__Work to do__
Wherever the string "content" occurs in a line of these records, report that line.

(Entries from a visual dataset)
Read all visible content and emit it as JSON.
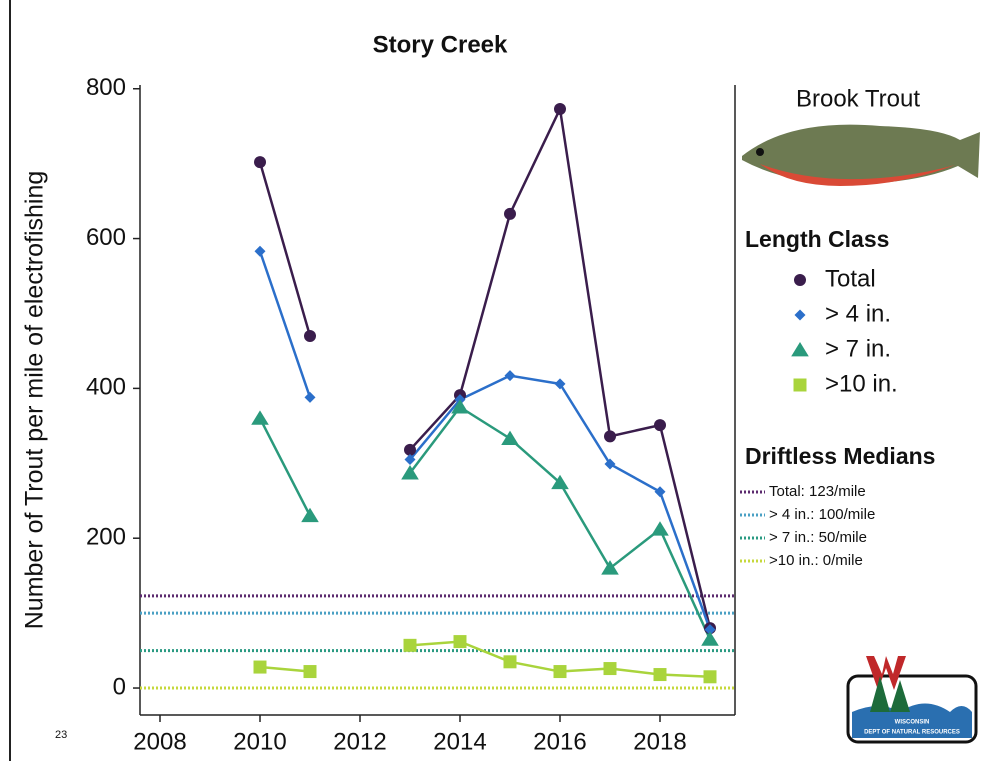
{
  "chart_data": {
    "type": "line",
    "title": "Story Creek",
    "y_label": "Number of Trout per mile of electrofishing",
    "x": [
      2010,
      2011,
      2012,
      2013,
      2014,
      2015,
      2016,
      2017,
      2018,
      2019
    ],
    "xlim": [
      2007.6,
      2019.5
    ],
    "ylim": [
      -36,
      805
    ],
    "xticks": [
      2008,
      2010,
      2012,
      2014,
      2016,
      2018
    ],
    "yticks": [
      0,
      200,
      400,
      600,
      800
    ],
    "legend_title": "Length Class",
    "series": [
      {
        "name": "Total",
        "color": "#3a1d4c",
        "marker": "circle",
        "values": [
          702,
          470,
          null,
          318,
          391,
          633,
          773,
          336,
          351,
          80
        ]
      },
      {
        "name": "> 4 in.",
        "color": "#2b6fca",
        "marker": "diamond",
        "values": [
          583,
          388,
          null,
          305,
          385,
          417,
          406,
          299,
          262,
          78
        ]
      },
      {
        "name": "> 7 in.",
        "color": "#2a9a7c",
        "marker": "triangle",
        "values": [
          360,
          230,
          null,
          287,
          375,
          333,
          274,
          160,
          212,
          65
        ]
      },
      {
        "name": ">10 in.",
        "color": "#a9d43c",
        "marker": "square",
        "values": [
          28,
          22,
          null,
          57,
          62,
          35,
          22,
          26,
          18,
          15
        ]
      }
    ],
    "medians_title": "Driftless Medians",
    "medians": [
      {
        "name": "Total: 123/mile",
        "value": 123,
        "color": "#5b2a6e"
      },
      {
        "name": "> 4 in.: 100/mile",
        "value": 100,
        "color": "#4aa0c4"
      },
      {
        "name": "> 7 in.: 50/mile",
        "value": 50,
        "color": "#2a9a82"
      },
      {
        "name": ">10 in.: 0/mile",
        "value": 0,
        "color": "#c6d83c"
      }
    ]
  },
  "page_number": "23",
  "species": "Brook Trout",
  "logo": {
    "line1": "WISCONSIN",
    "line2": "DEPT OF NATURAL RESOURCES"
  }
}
...
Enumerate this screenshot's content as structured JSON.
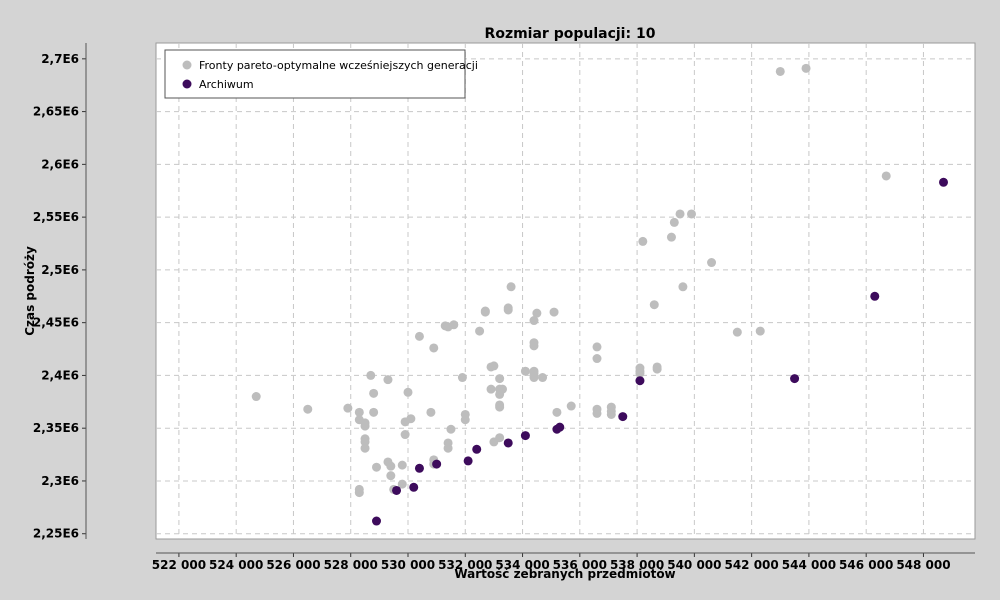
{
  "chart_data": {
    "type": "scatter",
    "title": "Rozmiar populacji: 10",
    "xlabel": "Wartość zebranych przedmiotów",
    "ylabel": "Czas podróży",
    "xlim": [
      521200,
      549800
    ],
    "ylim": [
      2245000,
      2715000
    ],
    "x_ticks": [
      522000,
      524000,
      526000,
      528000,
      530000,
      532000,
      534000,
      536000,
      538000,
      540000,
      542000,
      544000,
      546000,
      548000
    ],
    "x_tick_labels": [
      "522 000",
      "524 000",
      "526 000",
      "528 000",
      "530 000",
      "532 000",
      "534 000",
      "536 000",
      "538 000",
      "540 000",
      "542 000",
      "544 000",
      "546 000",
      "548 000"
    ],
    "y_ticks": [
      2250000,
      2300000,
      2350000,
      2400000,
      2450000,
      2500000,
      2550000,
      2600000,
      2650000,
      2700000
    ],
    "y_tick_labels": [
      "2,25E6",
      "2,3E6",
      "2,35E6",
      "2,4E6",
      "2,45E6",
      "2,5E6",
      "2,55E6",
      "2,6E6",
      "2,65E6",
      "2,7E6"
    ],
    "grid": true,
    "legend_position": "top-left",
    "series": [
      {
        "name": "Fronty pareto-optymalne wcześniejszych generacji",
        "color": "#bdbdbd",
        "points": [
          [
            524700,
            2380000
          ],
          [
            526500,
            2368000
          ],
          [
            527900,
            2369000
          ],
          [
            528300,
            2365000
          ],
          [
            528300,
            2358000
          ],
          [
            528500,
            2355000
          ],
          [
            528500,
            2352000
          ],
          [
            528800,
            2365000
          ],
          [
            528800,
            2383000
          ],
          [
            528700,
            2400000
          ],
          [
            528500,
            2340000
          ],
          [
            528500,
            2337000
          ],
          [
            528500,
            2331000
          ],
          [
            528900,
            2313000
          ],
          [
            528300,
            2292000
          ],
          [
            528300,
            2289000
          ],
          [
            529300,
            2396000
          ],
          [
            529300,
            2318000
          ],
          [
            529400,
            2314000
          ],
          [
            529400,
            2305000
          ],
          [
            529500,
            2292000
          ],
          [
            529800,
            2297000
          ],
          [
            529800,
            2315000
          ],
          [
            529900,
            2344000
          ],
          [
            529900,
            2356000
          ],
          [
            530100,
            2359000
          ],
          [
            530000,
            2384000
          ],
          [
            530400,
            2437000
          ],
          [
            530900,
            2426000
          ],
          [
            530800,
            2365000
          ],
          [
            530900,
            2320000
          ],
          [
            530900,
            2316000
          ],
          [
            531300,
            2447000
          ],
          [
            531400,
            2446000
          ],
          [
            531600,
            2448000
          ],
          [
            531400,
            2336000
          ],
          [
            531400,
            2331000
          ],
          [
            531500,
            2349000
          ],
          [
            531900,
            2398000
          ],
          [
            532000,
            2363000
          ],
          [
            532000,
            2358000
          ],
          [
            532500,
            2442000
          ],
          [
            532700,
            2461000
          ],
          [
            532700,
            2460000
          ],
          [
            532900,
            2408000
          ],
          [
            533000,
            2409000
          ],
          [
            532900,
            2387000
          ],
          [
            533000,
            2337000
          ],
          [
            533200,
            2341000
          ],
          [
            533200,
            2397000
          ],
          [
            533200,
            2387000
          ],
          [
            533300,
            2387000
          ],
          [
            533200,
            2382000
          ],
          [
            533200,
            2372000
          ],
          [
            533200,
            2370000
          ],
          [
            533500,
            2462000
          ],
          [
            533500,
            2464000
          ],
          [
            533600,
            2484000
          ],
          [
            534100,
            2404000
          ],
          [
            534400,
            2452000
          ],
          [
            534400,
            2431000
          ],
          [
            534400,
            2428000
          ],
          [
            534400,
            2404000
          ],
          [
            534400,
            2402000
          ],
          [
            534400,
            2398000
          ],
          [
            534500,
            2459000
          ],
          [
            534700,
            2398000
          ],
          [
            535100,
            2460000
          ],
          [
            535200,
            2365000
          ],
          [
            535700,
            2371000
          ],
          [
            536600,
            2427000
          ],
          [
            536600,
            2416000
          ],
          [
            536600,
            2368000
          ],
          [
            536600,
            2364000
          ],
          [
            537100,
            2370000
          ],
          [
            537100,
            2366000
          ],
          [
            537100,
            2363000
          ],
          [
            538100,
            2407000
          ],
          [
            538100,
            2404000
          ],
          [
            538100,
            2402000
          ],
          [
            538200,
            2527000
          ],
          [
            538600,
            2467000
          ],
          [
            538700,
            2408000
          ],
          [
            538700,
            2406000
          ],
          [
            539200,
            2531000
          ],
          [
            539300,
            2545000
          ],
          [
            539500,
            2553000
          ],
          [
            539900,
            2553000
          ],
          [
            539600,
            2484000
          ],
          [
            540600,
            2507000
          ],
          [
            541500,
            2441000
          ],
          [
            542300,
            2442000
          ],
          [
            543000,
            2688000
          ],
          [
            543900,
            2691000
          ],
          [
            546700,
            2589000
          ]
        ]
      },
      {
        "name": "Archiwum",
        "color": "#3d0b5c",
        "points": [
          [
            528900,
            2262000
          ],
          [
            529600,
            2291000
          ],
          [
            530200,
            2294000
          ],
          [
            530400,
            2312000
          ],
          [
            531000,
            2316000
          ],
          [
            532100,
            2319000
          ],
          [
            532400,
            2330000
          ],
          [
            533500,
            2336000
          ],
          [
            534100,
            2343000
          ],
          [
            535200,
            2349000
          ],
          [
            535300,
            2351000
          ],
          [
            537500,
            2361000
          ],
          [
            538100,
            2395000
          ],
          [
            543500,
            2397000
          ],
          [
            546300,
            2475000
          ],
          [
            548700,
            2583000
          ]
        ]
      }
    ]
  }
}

__Reply__
Read all visible content and emit it as JSON.
Enumerate this screenshot's content as structured JSON.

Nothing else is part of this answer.